(begin)
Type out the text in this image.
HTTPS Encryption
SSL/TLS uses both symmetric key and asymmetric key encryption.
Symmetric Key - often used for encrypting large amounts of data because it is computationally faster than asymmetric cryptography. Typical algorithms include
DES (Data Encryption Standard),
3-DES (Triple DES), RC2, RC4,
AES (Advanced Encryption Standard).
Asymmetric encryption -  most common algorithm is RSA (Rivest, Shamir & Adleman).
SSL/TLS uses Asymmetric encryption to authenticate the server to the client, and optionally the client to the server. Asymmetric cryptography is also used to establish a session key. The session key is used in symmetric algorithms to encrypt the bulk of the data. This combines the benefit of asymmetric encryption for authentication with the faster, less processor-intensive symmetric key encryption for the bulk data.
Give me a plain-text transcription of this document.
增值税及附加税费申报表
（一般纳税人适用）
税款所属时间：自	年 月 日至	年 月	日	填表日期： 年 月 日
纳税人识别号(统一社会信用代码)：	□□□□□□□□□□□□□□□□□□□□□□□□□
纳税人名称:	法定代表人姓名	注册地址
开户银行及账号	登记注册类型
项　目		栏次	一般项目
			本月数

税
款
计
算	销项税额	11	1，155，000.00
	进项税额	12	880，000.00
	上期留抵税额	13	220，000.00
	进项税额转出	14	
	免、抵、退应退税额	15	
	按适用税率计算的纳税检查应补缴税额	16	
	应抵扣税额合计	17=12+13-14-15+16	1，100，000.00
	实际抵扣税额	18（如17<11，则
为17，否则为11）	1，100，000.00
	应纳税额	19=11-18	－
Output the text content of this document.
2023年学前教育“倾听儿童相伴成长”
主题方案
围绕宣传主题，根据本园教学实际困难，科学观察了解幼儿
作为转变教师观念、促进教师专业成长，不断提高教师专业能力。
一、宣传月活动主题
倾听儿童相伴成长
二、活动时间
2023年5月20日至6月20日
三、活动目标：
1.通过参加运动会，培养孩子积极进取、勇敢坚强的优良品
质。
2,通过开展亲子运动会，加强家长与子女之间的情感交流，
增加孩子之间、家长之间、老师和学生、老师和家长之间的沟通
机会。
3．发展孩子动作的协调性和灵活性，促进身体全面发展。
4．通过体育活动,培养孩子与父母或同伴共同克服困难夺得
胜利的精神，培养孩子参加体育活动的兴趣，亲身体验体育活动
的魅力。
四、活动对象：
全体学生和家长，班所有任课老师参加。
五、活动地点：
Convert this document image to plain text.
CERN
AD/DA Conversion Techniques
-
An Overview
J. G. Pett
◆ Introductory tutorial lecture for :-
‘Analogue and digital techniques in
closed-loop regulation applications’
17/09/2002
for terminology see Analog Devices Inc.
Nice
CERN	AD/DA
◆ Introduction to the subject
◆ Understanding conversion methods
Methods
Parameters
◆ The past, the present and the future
(end)
§ **WORK TO BE COMPLETED**:
Give the listing again, word for word.

§ **FULL RESPONSE**:
Type out the text in this image.
HTTPS Encryption
SSL/TLS uses both symmetric key and asymmetric key encryption.
Symmetric Key - often used for encrypting large amounts of data because it is computationally faster than asymmetric cryptography. Typical algorithms include
DES (Data Encryption Standard),
3-DES (Triple DES), RC2, RC4,
AES (Advanced Encryption Standard).
Asymmetric encryption -  most common algorithm is RSA (Rivest, Shamir & Adleman).
SSL/TLS uses Asymmetric encryption to authenticate the server to the client, and optionally the client to the server. Asymmetric cryptography is also used to establish a session key. The session key is used in symmetric algorithms to encrypt the bulk of the data. This combines the benefit of asymmetric encryption for authentication with the faster, less processor-intensive symmetric key encryption for the bulk data.
Give me a plain-text transcription of this document.
增值税及附加税费申报表
（一般纳税人适用）
税款所属时间：自	年 月 日至	年 月	日	填表日期： 年 月 日
纳税人识别号(统一社会信用代码)：	□□□□□□□□□□□□□□□□□□□□□□□□□
纳税人名称:	法定代表人姓名	注册地址
开户银行及账号	登记注册类型
项　目		栏次	一般项目
			本月数

税
款
计
算	销项税额	11	1，155，000.00
	进项税额	12	880，000.00
	上期留抵税额	13	220，000.00
	进项税额转出	14	
	免、抵、退应退税额	15	
	按适用税率计算的纳税检查应补缴税额	16	
	应抵扣税额合计	17=12+13-14-15+16	1，100，000.00
	实际抵扣税额	18（如17<11，则
为17，否则为11）	1，100，000.00
	应纳税额	19=11-18	－
Output the text content of this document.
2023年学前教育“倾听儿童相伴成长”
主题方案
围绕宣传主题，根据本园教学实际困难，科学观察了解幼儿
作为转变教师观念、促进教师专业成长，不断提高教师专业能力。
一、宣传月活动主题
倾听儿童相伴成长
二、活动时间
2023年5月20日至6月20日
三、活动目标：
1.通过参加运动会，培养孩子积极进取、勇敢坚强的优良品
质。
2,通过开展亲子运动会，加强家长与子女之间的情感交流，
增加孩子之间、家长之间、老师和学生、老师和家长之间的沟通
机会。
3．发展孩子动作的协调性和灵活性，促进身体全面发展。
4．通过体育活动,培养孩子与父母或同伴共同克服困难夺得
胜利的精神，培养孩子参加体育活动的兴趣，亲身体验体育活动
的魅力。
四、活动对象：
全体学生和家长，班所有任课老师参加。
五、活动地点：
Convert this document image to plain text.
CERN
AD/DA Conversion Techniques
-
An Overview
J. G. Pett
◆ Introductory tutorial lecture for :-
‘Analogue and digital techniques in
closed-loop regulation applications’
17/09/2002
for terminology see Analog Devices Inc.
Nice
CERN	AD/DA
◆ Introduction to the subject
◆ Understanding conversion methods
Methods
Parameters
◆ The past, the present and the future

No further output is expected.